**Task material**
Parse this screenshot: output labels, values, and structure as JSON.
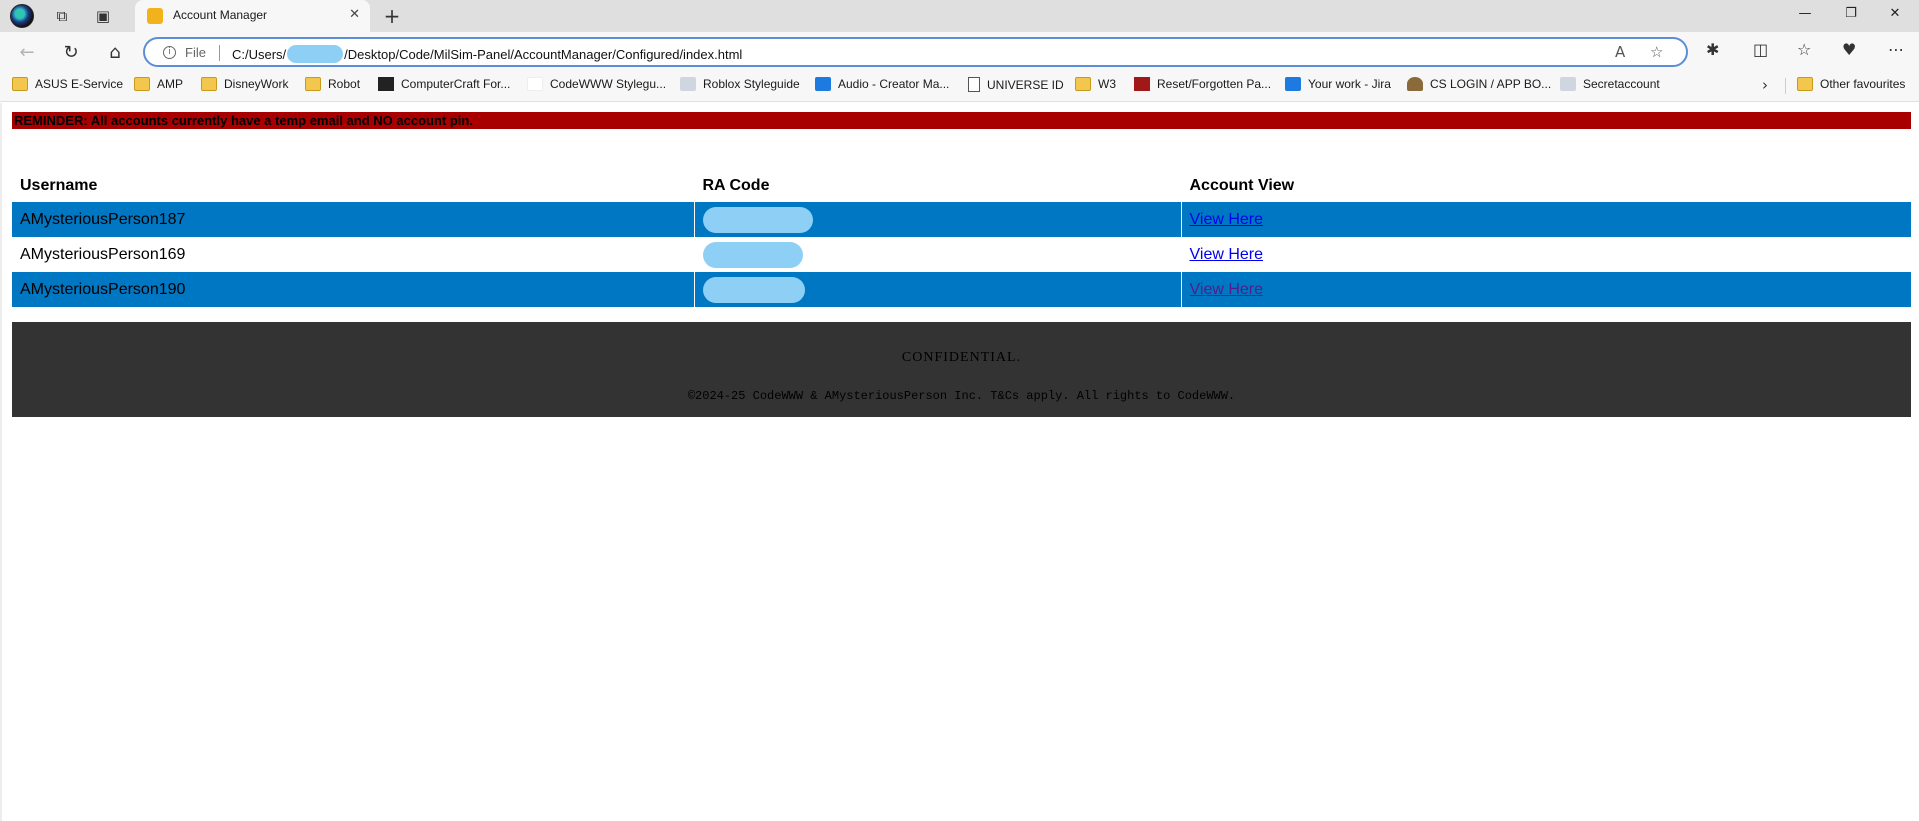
{
  "tab": {
    "title": "Account Manager"
  },
  "addressbar": {
    "scheme_label": "File",
    "url_prefix": "C:/Users/",
    "url_suffix": "/Desktop/Code/MilSim-Panel/AccountManager/Configured/index.html"
  },
  "bookmarks": [
    {
      "label": "ASUS E-Service",
      "icon": "folder-icon"
    },
    {
      "label": "AMP",
      "icon": "folder-icon"
    },
    {
      "label": "DisneyWork",
      "icon": "folder-icon"
    },
    {
      "label": "Robot",
      "icon": "folder-icon"
    },
    {
      "label": "ComputerCraft For...",
      "icon": "terminal-icon"
    },
    {
      "label": "CodeWWW Stylegu...",
      "icon": "blank-page-icon"
    },
    {
      "label": "Roblox Styleguide",
      "icon": "image-icon"
    },
    {
      "label": "Audio - Creator Ma...",
      "icon": "roblox-icon"
    },
    {
      "label": "UNIVERSE ID",
      "icon": "document-icon"
    },
    {
      "label": "W3",
      "icon": "folder-icon"
    },
    {
      "label": "Reset/Forgotten Pa...",
      "icon": "red-site-icon"
    },
    {
      "label": "Your work - Jira",
      "icon": "jira-icon"
    },
    {
      "label": "CS LOGIN / APP BO...",
      "icon": "person-icon"
    },
    {
      "label": "Secretaccount",
      "icon": "image-icon"
    }
  ],
  "other_favourites": "Other favourites",
  "page": {
    "reminder": "REMINDER: All accounts currently have a temp email and NO account pin.",
    "table": {
      "headers": [
        "Username",
        "RA Code",
        "Account View"
      ],
      "rows": [
        {
          "username": "AMysteriousPerson187",
          "ra_code": "",
          "link": "View Here"
        },
        {
          "username": "AMysteriousPerson169",
          "ra_code": "",
          "link": "View Here"
        },
        {
          "username": "AMysteriousPerson190",
          "ra_code": "",
          "link": "View Here"
        }
      ]
    },
    "footer": {
      "title": "CONFIDENTIAL.",
      "copyright": "©2024-25 CodeWWW & AMysteriousPerson Inc. T&Cs apply. All rights to CodeWWW."
    }
  },
  "colors": {
    "reminder_bg": "#a80000",
    "row_alt_bg": "#0077c2",
    "footer_bg": "#333333",
    "link": "#0000ee",
    "visited_link": "#551a8b"
  }
}
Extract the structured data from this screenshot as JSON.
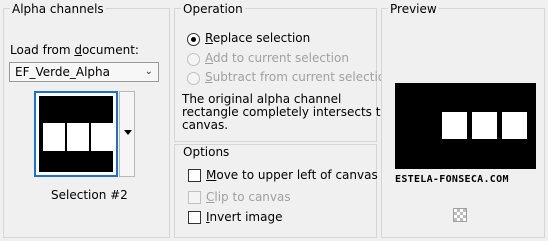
{
  "alpha_channels": {
    "title": "Alpha channels",
    "load_label_pre": "Load from ",
    "load_label_ul": "d",
    "load_label_post": "ocument:",
    "document_value": "EF_Verde_Alpha",
    "selection_label": "Selection #2"
  },
  "operation": {
    "title": "Operation",
    "options": [
      {
        "ul": "R",
        "rest": "eplace selection",
        "checked": true,
        "disabled": false
      },
      {
        "ul": "A",
        "rest": "dd to current selection",
        "checked": false,
        "disabled": true
      },
      {
        "ul": "S",
        "rest": "ubtract from current selection",
        "checked": false,
        "disabled": true
      }
    ],
    "message_lines": [
      "The original alpha channel",
      "rectangle completely intersects the",
      "canvas."
    ]
  },
  "options": {
    "title": "Options",
    "items": [
      {
        "ul": "M",
        "rest": "ove to upper left of canvas",
        "checked": false,
        "disabled": false
      },
      {
        "ul": "C",
        "rest": "lip to canvas",
        "checked": false,
        "disabled": true
      },
      {
        "ul": "I",
        "rest": "nvert image",
        "checked": false,
        "disabled": false
      }
    ]
  },
  "preview": {
    "title": "Preview",
    "watermark": "ESTELA-FONSECA.COM"
  },
  "colors": {
    "selection_border": "#1e70c8",
    "frame_border": "#d5d5d5",
    "background": "#f0f0f0"
  }
}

**Objective**
Of the lines above, how many include the word "JSON"? Reply with the number only.

**Solution to the exercise**
2